*What is needed*. Locate the string "werkzaamheden" in the records below. Copy every line where it occurs.

*Excerpted records*.
____________
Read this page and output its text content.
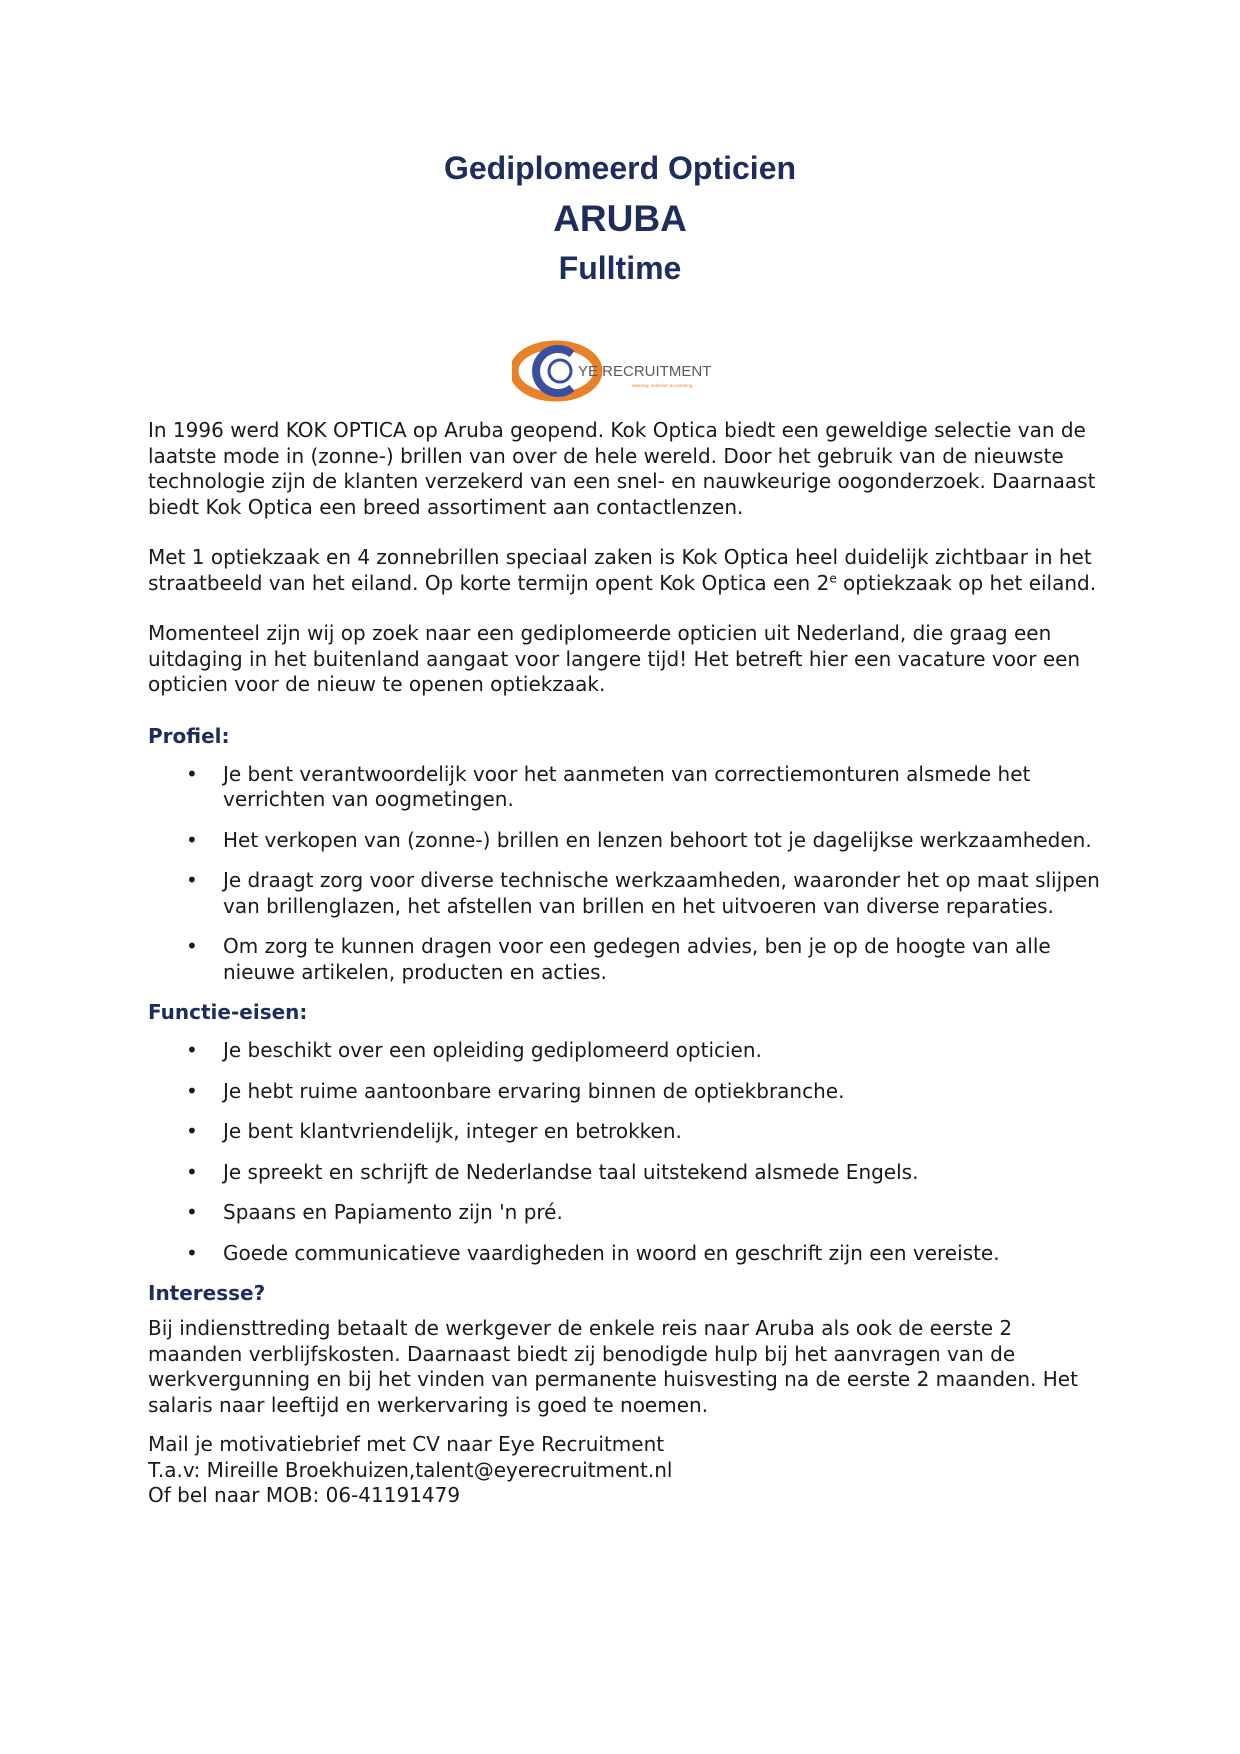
Gediplomeerd Opticien
ARUBA
Fulltime
YE RECRUITMENT
advising, selection & coaching

In 1996 werd KOK OPTICA op Aruba geopend. Kok Optica biedt een geweldige selectie van de laatste mode in (zonne-) brillen van over de hele wereld. Door het gebruik van de nieuwste technologie zijn de klanten verzekerd van een snel- en nauwkeurige oogonderzoek. Daarnaast biedt Kok Optica een breed assortiment aan contactlenzen.

Met 1 optiekzaak en 4 zonnebrillen speciaal zaken is Kok Optica heel duidelijk zichtbaar in het straatbeeld van het eiland. Op korte termijn opent Kok Optica een 2e optiekzaak op het eiland.

Momenteel zijn wij op zoek naar een gediplomeerde opticien uit Nederland, die graag een uitdaging in het buitenland aangaat voor langere tijd! Het betreft hier een vacature voor een opticien voor de nieuw te openen optiekzaak.

Profiel:
• Je bent verantwoordelijk voor het aanmeten van correctiemonturen alsmede het verrichten van oogmetingen.
• Het verkopen van (zonne-) brillen en lenzen behoort tot je dagelijkse werkzaamheden.
• Je draagt zorg voor diverse technische werkzaamheden, waaronder het op maat slijpen van brillenglazen, het afstellen van brillen en het uitvoeren van diverse reparaties.
• Om zorg te kunnen dragen voor een gedegen advies, ben je op de hoogte van alle nieuwe artikelen, producten en acties.
Functie-eisen:
• Je beschikt over een opleiding gediplomeerd opticien.
• Je hebt ruime aantoonbare ervaring binnen de optiekbranche.
• Je bent klantvriendelijk, integer en betrokken.
• Je spreekt en schrijft de Nederlandse taal uitstekend alsmede Engels.
• Spaans en Papiamento zijn 'n pré.
• Goede communicatieve vaardigheden in woord en geschrift zijn een vereiste.
Interesse?

Bij indiensttreding betaalt de werkgever de enkele reis naar Aruba als ook de eerste 2 maanden verblijfskosten. Daarnaast biedt zij benodigde hulp bij het aanvragen van de werkvergunning en bij het vinden van permanente huisvesting na de eerste 2 maanden. Het salaris naar leeftijd en werkervaring is goed te noemen.

Mail je motivatiebrief met CV naar Eye Recruitment

T.a.v: Mireille Broekhuizen,talent@eyerecruitment.nl

Of bel naar MOB: 06-41191479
____________
*Solved problem*.
• Het verkopen van (zonne-) brillen en lenzen behoort tot je dagelijkse werkzaamheden.
• Je draagt zorg voor diverse technische werkzaamheden, waaronder het op maat slijpen van brillenglazen, het afstellen van brillen en het uitvoeren van diverse reparaties.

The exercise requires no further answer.